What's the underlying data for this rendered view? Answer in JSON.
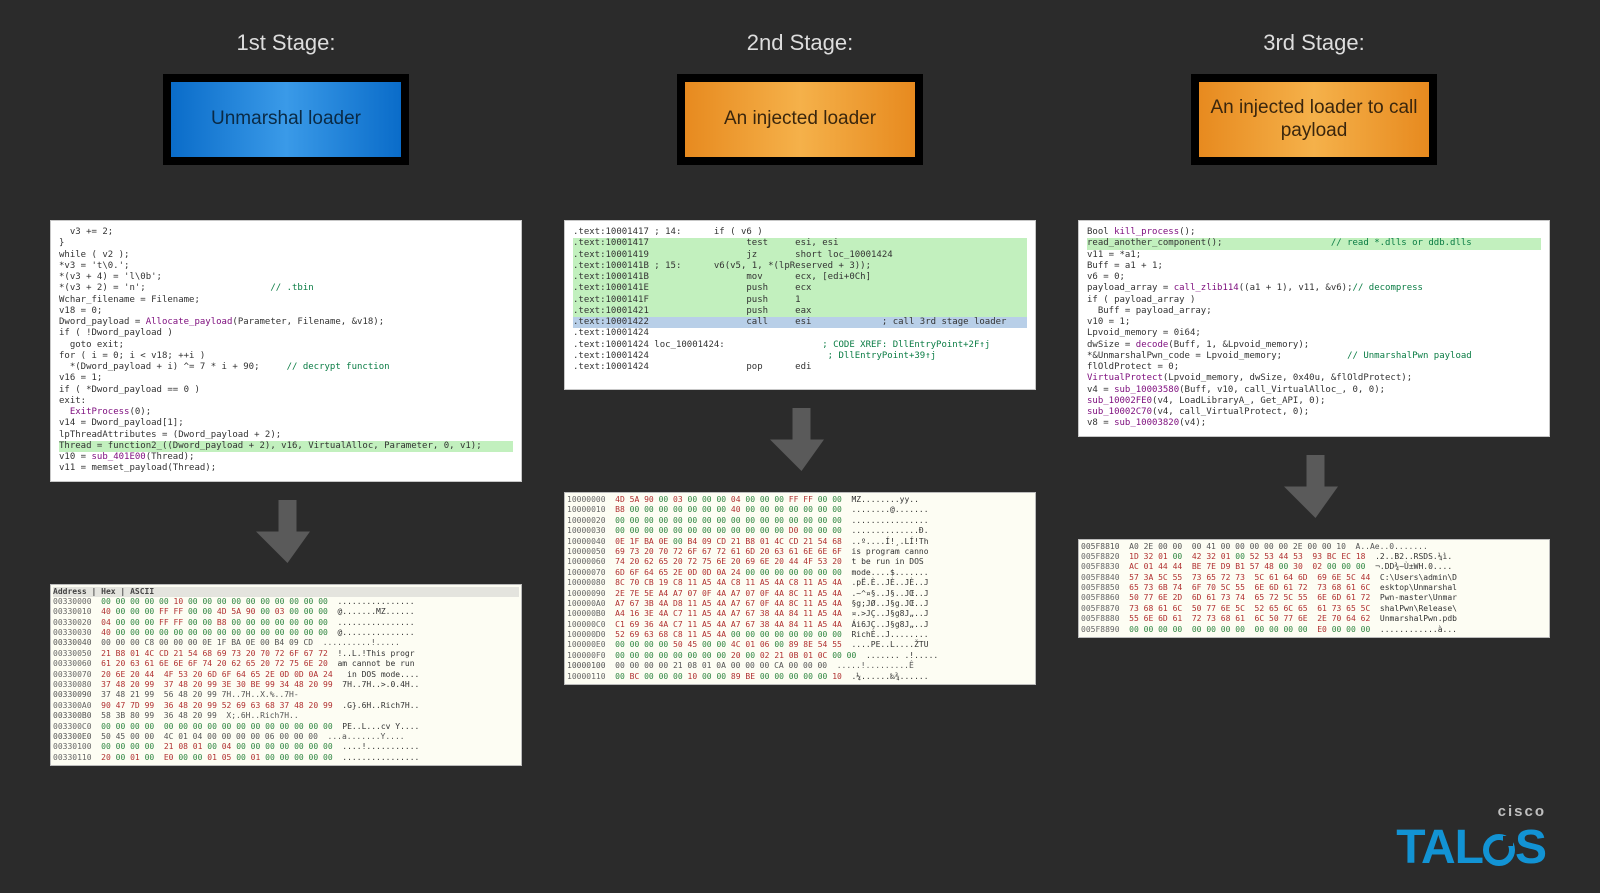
{
  "stages": [
    {
      "title": "1st Stage:",
      "badge": "Unmarshal loader",
      "badge_color": "blue"
    },
    {
      "title": "2nd Stage:",
      "badge": "An injected loader",
      "badge_color": "orange"
    },
    {
      "title": "3rd Stage:",
      "badge": "An injected loader to call payload",
      "badge_color": "orange"
    }
  ],
  "code": {
    "s1": [
      {
        "t": "  v3 += 2;"
      },
      {
        "t": "}"
      },
      {
        "t": "while ( v2 );"
      },
      {
        "t": "*v3 = 't\\0.';"
      },
      {
        "t": "*(v3 + 4) = 'l\\0b';"
      },
      {
        "t": "*(v3 + 2) = 'n';                       ",
        "cm": "// .tbin"
      },
      {
        "t": "Wchar_filename = Filename;"
      },
      {
        "t": "v18 = 0;"
      },
      {
        "t": "Dword_payload = ",
        "fn": "Allocate_payload",
        "t2": "(Parameter, Filename, &v18);"
      },
      {
        "t": "if ( !Dword_payload )"
      },
      {
        "t": "  goto exit;"
      },
      {
        "t": "for ( i = 0; i < v18; ++i )"
      },
      {
        "t": "  *(Dword_payload + i) ^= 7 * i + 90;     ",
        "cm": "// decrypt function"
      },
      {
        "t": "v16 = 1;"
      },
      {
        "t": "if ( *Dword_payload == 0 )"
      },
      {
        "t": "exit:"
      },
      {
        "t": "  ",
        "fn": "ExitProcess",
        "t2": "(0);"
      },
      {
        "t": "v14 = Dword_payload[1];"
      },
      {
        "t": "lpThreadAttributes = (Dword_payload + 2);"
      },
      {
        "hl": true,
        "t": "Thread = function2_((Dword_payload + 2), v16, VirtualAlloc, Parameter, 0, v1);"
      },
      {
        "t": "v10 = ",
        "fn": "sub_401E00",
        "t2": "(Thread);"
      },
      {
        "t": "v11 = memset_payload(Thread);"
      }
    ],
    "s2": [
      {
        "t": ".text:10001417 ; 14:      if ( v6 )"
      },
      {
        "hl": true,
        "t": ".text:10001417                  test     esi, esi"
      },
      {
        "hl": true,
        "t": ".text:10001419                  jz       short loc_10001424"
      },
      {
        "hl": true,
        "t": ".text:1000141B ; 15:      v6(v5, 1, *(lpReserved + 3));"
      },
      {
        "hl": true,
        "t": ".text:1000141B                  mov      ecx, [edi+0Ch]"
      },
      {
        "hl": true,
        "t": ".text:1000141E                  push     ecx"
      },
      {
        "hl": true,
        "t": ".text:1000141F                  push     1"
      },
      {
        "hl": true,
        "t": ".text:10001421                  push     eax"
      },
      {
        "bl": true,
        "t": ".text:10001422                  call     esi             ; call 3rd stage loader"
      },
      {
        "t": ".text:10001424"
      },
      {
        "t": ".text:10001424 loc_10001424:                  ",
        "cm": "; CODE XREF: DllEntryPoint+2F↑j"
      },
      {
        "t": ".text:10001424                                 ",
        "cm": "; DllEntryPoint+39↑j"
      },
      {
        "t": ".text:10001424                  pop      edi"
      }
    ],
    "s3": [
      {
        "t": "Bool ",
        "fn": "kill_process",
        "t2": "();"
      },
      {
        "hl": true,
        "t": "read_another_component();                    ",
        "cm": "// read *.dlls or ddb.dlls"
      },
      {
        "t": "v11 = *a1;"
      },
      {
        "t": "Buff = a1 + 1;"
      },
      {
        "t": "v6 = 0;"
      },
      {
        "t": "payload_array = ",
        "fn": "call_zlib114",
        "t2": "((a1 + 1), v11, &v6);",
        "cm": "// decompress"
      },
      {
        "t": "if ( payload_array )"
      },
      {
        "t": "  Buff = payload_array;"
      },
      {
        "t": "v10 = 1;"
      },
      {
        "t": "Lpvoid_memory = 0i64;"
      },
      {
        "t": "dwSize = ",
        "fn": "decode",
        "t2": "(Buff, 1, &Lpvoid_memory);"
      },
      {
        "t": "*&UnmarshalPwn_code = Lpvoid_memory;            ",
        "cm": "// UnmarshalPwn payload"
      },
      {
        "t": "flOldProtect = 0;"
      },
      {
        "fn": "VirtualProtect",
        "t2": "(Lpvoid_memory, dwSize, 0x40u, &flOldProtect);"
      },
      {
        "t": "v4 = ",
        "fn": "sub_10003580",
        "t2": "(Buff, v10, call_VirtualAlloc_, 0, 0);"
      },
      {
        "fn": "sub_10002FE0",
        "t2": "(v4, LoadLibraryA_, Get_API, 0);"
      },
      {
        "fn": "sub_10002C70",
        "t2": "(v4, call_VirtualProtect, 0);"
      },
      {
        "t": "v8 = ",
        "fn": "sub_10003820",
        "t2": "(v4);"
      }
    ]
  },
  "hex": {
    "s1_header": "Address  | Hex                                                 | ASCII",
    "s1_rows": [
      "00330000  00 00 00 00 00 10 00 00 00 00 00 00 00 00 00 00  ................",
      "00330010  40 00 00 00 FF FF 00 00 4D 5A 90 00 03 00 00 00  @.......MZ......",
      "00330020  04 00 00 00 FF FF 00 00 B8 00 00 00 00 00 00 00  ................",
      "00330030  40 00 00 00 00 00 00 00 00 00 00 00 00 00 00 00  @...............",
      "00330040  00 00 00 C8 00 00 00 0E 1F BA 0E 00 B4 09 CD  ..........!.....",
      "00330050  21 B8 01 4C CD 21 54 68 69 73 20 70 72 6F 67 72  !..L.!This progr",
      "00330060  61 20 63 61 6E 6E 6F 74 20 62 65 20 72 75 6E 20  am cannot be run",
      "00330070  20 6E 20 44  4F 53 20 6D 6F 64 65 2E 0D 0D 0A 24   in DOS mode....",
      "00330080  37 48 20 99  37 48 20 99 3E 30 BE 99 34 48 20 99  7H..7H..>.0.4H..",
      "00330090  37 48 21 99  56 48 20 99 7H..7H..X.%..7H-",
      "003300A0  90 47 7D 99  36 48 20 99 52 69 63 68 37 48 20 99  .G}.6H..Rich7H..",
      "003300B0  58 3B 80 99  36 48 20 99  X;.6H..Rich7H..",
      "003300C0  00 00 00 00  00 00 00 00 00 00 00 00 00 00 00 00  PE..L...cv Y....",
      "003300E0  50 45 00 00  4C 01 04 00 00 00 00 06 00 00 00  ...a.......Y....",
      "00330100  00 00 00 00  21 08 01 00 04 00 00 00 00 00 00 00  ....!...........",
      "00330110  20 00 01 00  E0 00 00 01 05 00 01 00 00 00 00 00  ................"
    ],
    "s2_rows": [
      "10000000  4D 5A 90 00 03 00 00 00 04 00 00 00 FF FF 00 00  MZ........yy..",
      "10000010  B8 00 00 00 00 00 00 00 40 00 00 00 00 00 00 00  ........@.......",
      "10000020  00 00 00 00 00 00 00 00 00 00 00 00 00 00 00 00  ................",
      "10000030  00 00 00 00 00 00 00 00 00 00 00 00 D0 00 00 00  ..............Ð.",
      "10000040  0E 1F BA 0E 00 B4 09 CD 21 B8 01 4C CD 21 54 68  ..º....Í!¸.LÍ!Th",
      "10000050  69 73 20 70 72 6F 67 72 61 6D 20 63 61 6E 6E 6F  is program canno",
      "10000060  74 20 62 65 20 72 75 6E 20 69 6E 20 44 4F 53 20  t be run in DOS ",
      "10000070  6D 6F 64 65 2E 0D 0D 0A 24 00 00 00 00 00 00 00  mode....$.......",
      "10000080  8C 70 CB 19 C8 11 A5 4A C8 11 A5 4A C8 11 A5 4A  .pË.È..JÈ..JÈ..J",
      "10000090  2E 7E 5E A4 A7 07 0F 4A A7 07 0F 4A 8C 11 A5 4A  .~^¤§..J§..JŒ..J",
      "100000A0  A7 67 3B 4A D8 11 A5 4A A7 67 0F 4A 8C 11 A5 4A  §g;JØ..J§g.JŒ..J",
      "100000B0  A4 16 3E 4A C7 11 A5 4A A7 67 38 4A 84 11 A5 4A  ¤.>JÇ..J§g8J„..J",
      "100000C0  C1 69 36 4A C7 11 A5 4A A7 67 38 4A 84 11 A5 4A  Ái6JÇ..J§g8J„..J",
      "100000D0  52 69 63 68 C8 11 A5 4A 00 00 00 00 00 00 00 00  RichÈ..J........",
      "100000E0  00 00 00 00 50 45 00 00 4C 01 06 00 89 8E 54 55  ....PE..L....ŽTU",
      "100000F0  00 00 00 00 00 00 00 00 20 00 02 21 0B 01 0C 00 00  ....... .!.....",
      "10000100  00 00 00 00 21 08 01 0A 00 00 00 CA 00 00 00  .....!.........Ê",
      "10000110  00 BC 00 00 00 10 00 00 89 BE 00 00 00 00 00 10  .¼......‰¾......"
    ],
    "s3_rows": [
      "005F8810  A0 2E 00 00  00 41 00 00 00 00 00 2E 00 00 10  A..Ae..0.......",
      "005F8820  1D 32 01 00  42 32 01 00 52 53 44 53  93 BC EC 18  .2..B2..RSDS.¼ì.",
      "005F8830  AC 01 44 44  BE 7E D9 B1 57 48 00 30  02 00 00 00  ¬.DD¾~Ù±WH.0....",
      "005F8840  57 3A 5C 55  73 65 72 73  5C 61 64 6D  69 6E 5C 44  C:\\Users\\admin\\D",
      "005F8850  65 73 6B 74  6F 70 5C 55  6E 6D 61 72  73 68 61 6C  esktop\\Unmarshal",
      "005F8860  50 77 6E 2D  6D 61 73 74  65 72 5C 55  6E 6D 61 72  Pwn-master\\Unmar",
      "005F8870  73 68 61 6C  50 77 6E 5C  52 65 6C 65  61 73 65 5C  shalPwn\\Release\\",
      "005F8880  55 6E 6D 61  72 73 68 61  6C 50 77 6E  2E 70 64 62  UnmarshalPwn.pdb",
      "005F8890  00 00 00 00  00 00 00 00  00 00 00 00  E0 00 00 00  ............à..."
    ]
  },
  "brand": {
    "cisco": "cisco",
    "talos": "TALOS"
  }
}
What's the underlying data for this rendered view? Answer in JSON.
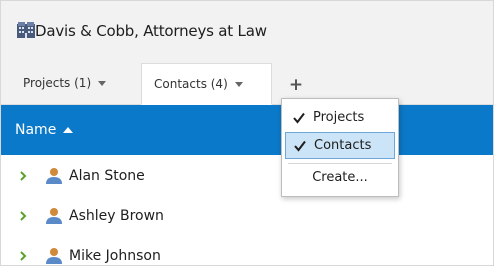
{
  "header": {
    "title": "Davis & Cobb, Attorneys at Law",
    "icon": "buildings-icon"
  },
  "tabs": [
    {
      "label": "Projects (1)",
      "selected": false
    },
    {
      "label": "Contacts (4)",
      "selected": true
    }
  ],
  "add_tab_label": "+",
  "grid": {
    "column_name": "Name",
    "sort": "ascending",
    "rows": [
      {
        "name": "Alan Stone"
      },
      {
        "name": "Ashley Brown"
      },
      {
        "name": "Mike Johnson"
      }
    ]
  },
  "tab_menu": {
    "items": [
      {
        "label": "Projects",
        "checked": true
      },
      {
        "label": "Contacts",
        "checked": true,
        "highlighted": true
      },
      {
        "label": "Create..."
      }
    ]
  },
  "colors": {
    "accent": "#0b79c9",
    "header_bg": "#f2f2f2",
    "menu_highlight": "#cce4f7",
    "expander_green": "#5aa02c",
    "person_icon": "#d08a3a"
  }
}
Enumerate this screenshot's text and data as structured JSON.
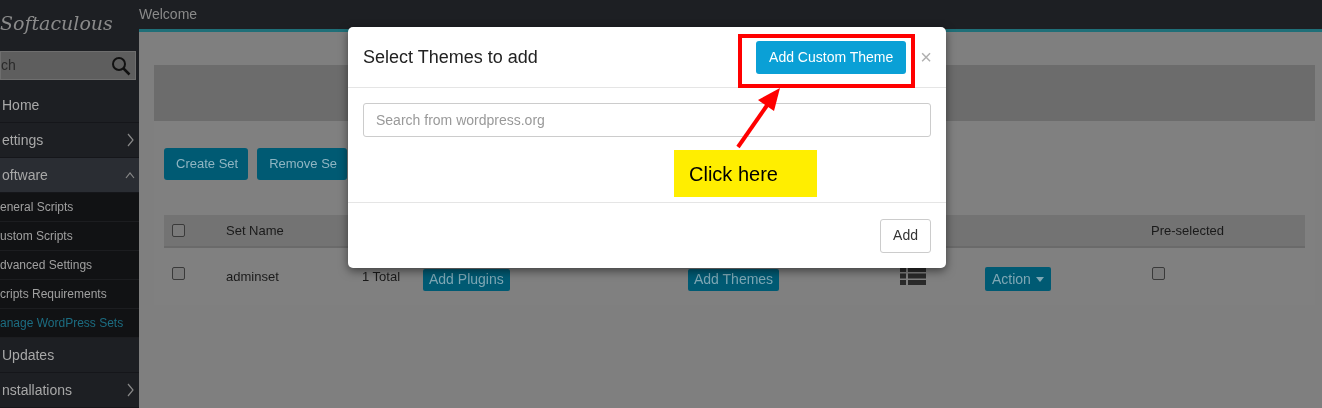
{
  "logo": "Softaculous",
  "header": {
    "title": "Welcome"
  },
  "sidebar": {
    "search": {
      "value": "ch"
    },
    "items": [
      {
        "label": "Home",
        "kind": "item",
        "selected": false
      },
      {
        "label": "ettings",
        "kind": "group",
        "expanded": false,
        "selected": false
      },
      {
        "label": "oftware",
        "kind": "group",
        "expanded": true,
        "selected": false,
        "children": [
          {
            "label": "eneral Scripts",
            "selected": false
          },
          {
            "label": "ustom Scripts",
            "selected": false
          },
          {
            "label": "dvanced Settings",
            "selected": false
          },
          {
            "label": "cripts Requirements",
            "selected": false
          },
          {
            "label": "anage WordPress Sets",
            "selected": true
          }
        ]
      },
      {
        "label": "Updates",
        "kind": "item",
        "selected": false
      },
      {
        "label": "nstallations",
        "kind": "group",
        "expanded": false,
        "selected": false
      }
    ]
  },
  "toolbar": {
    "buttons": [
      "Create Set",
      "Remove Se"
    ]
  },
  "table": {
    "header_checkbox": {
      "checked": false
    },
    "set_name": "Set Name",
    "preselected": "Pre-selected",
    "rows": [
      {
        "checked": false,
        "set_name": "adminset",
        "total": "1 Total",
        "plugins_button": "Add Plugins",
        "themes_button": "Add Themes",
        "action_button": "Action",
        "preselected": false
      }
    ]
  },
  "modal": {
    "title": "Select Themes to add",
    "custom_button": "Add Custom Theme",
    "close": "×",
    "search": {
      "placeholder": "Search from wordpress.org"
    },
    "add_button": "Add"
  },
  "callout": {
    "text": "Click here"
  }
}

▶ _Exercise details_
Set down only the lines running from the line with "Enumerate this screenshot's" to the end of the entries, inclusive; omit every picture.

▶ _Output_
Enumerate this screenshot's text and data as structured JSON.
{
  "logo": "Softaculous",
  "header": {
    "title": "Welcome"
  },
  "sidebar": {
    "search": {
      "value": "ch"
    },
    "items": [
      {
        "label": "Home",
        "kind": "item",
        "selected": false
      },
      {
        "label": "ettings",
        "kind": "group",
        "expanded": false,
        "selected": false
      },
      {
        "label": "oftware",
        "kind": "group",
        "expanded": true,
        "selected": false,
        "children": [
          {
            "label": "eneral Scripts",
            "selected": false
          },
          {
            "label": "ustom Scripts",
            "selected": false
          },
          {
            "label": "dvanced Settings",
            "selected": false
          },
          {
            "label": "cripts Requirements",
            "selected": false
          },
          {
            "label": "anage WordPress Sets",
            "selected": true
          }
        ]
      },
      {
        "label": "Updates",
        "kind": "item",
        "selected": false
      },
      {
        "label": "nstallations",
        "kind": "group",
        "expanded": false,
        "selected": false
      }
    ]
  },
  "toolbar": {
    "buttons": [
      "Create Set",
      "Remove Se"
    ]
  },
  "table": {
    "header_checkbox": {
      "checked": false
    },
    "set_name": "Set Name",
    "preselected": "Pre-selected",
    "rows": [
      {
        "checked": false,
        "set_name": "adminset",
        "total": "1 Total",
        "plugins_button": "Add Plugins",
        "themes_button": "Add Themes",
        "action_button": "Action",
        "preselected": false
      }
    ]
  },
  "modal": {
    "title": "Select Themes to add",
    "custom_button": "Add Custom Theme",
    "close": "×",
    "search": {
      "placeholder": "Search from wordpress.org"
    },
    "add_button": "Add"
  },
  "callout": {
    "text": "Click here"
  }
}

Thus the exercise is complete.